▶ Exercise description
Using the entries that follow, collect the lines where the word "alert" appears.

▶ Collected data
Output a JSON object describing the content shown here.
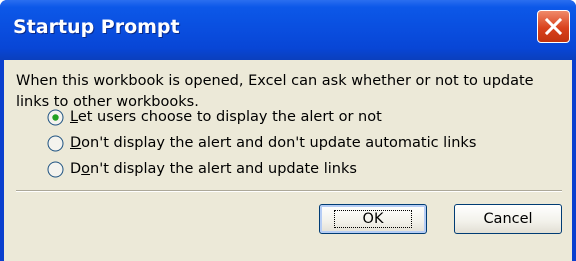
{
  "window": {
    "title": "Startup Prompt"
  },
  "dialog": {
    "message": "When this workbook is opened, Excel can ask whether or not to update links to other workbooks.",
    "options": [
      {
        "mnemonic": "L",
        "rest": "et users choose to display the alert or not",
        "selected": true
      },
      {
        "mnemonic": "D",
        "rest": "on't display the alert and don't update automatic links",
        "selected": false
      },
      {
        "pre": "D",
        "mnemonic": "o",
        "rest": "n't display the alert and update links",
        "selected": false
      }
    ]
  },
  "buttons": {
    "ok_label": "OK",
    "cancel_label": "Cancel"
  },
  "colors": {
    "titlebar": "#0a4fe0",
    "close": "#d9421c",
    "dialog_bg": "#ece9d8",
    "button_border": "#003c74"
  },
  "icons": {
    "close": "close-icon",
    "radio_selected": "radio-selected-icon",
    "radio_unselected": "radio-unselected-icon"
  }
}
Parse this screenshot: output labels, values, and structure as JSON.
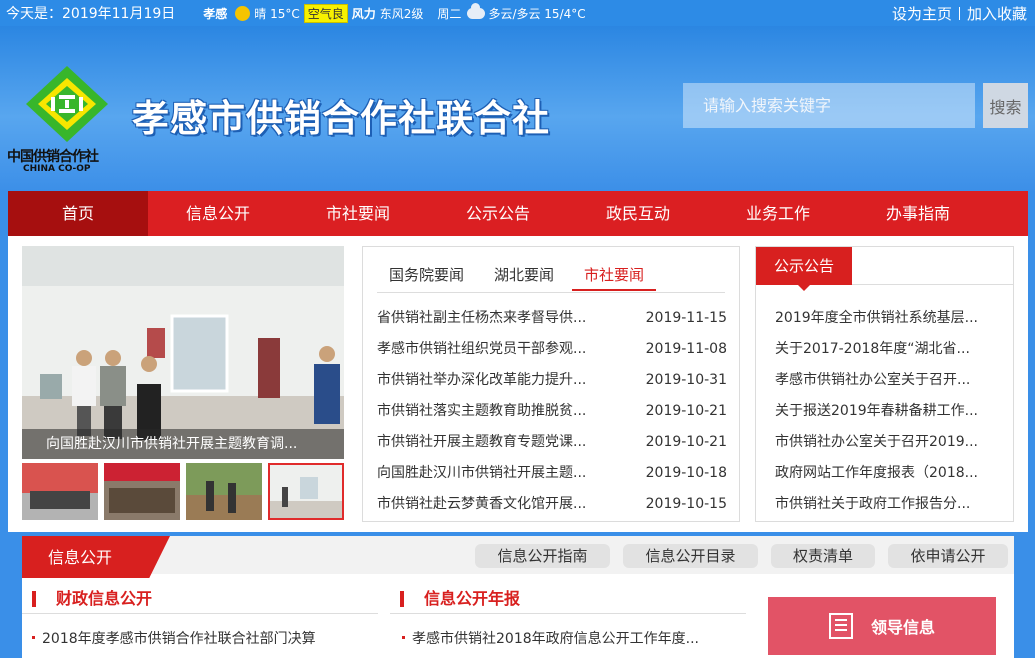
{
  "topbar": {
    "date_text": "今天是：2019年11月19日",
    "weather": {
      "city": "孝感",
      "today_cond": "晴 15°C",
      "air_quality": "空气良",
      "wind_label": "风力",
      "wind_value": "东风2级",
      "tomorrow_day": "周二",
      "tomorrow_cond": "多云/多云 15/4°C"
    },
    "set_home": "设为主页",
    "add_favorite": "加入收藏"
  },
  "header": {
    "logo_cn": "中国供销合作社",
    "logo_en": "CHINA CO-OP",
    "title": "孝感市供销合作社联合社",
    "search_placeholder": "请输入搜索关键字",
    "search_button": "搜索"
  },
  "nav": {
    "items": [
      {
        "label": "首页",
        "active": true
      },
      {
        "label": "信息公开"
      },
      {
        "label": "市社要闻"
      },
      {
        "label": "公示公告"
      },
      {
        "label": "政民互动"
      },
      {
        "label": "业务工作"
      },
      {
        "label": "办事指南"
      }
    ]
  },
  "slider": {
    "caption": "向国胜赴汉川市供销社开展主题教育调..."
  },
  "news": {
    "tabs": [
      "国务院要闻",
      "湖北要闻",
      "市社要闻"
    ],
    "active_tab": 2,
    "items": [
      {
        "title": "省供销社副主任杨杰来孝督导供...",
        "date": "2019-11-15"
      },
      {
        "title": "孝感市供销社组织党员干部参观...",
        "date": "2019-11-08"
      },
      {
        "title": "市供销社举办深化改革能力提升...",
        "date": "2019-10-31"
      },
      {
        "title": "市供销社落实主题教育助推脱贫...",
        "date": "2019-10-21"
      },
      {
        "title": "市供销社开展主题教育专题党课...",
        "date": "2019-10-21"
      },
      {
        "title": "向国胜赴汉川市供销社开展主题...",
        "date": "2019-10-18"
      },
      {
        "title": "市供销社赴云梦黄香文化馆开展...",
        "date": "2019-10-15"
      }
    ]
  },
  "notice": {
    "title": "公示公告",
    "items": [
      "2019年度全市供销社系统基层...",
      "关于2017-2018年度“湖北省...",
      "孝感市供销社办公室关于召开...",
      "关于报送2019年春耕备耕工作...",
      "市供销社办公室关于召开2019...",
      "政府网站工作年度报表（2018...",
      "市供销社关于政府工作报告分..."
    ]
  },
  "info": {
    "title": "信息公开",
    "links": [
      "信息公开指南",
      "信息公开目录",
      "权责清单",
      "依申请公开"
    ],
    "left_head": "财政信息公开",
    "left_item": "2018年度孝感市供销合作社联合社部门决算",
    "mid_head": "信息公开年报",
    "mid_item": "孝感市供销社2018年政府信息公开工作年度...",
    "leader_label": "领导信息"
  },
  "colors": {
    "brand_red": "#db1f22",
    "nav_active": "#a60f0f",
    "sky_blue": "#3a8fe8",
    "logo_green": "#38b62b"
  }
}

▶ Written solution
        "rest": "et users choose to display the alert or not",
        "rest": "on't display the alert and don't update automatic links",
        "rest": "n't display the alert and update links",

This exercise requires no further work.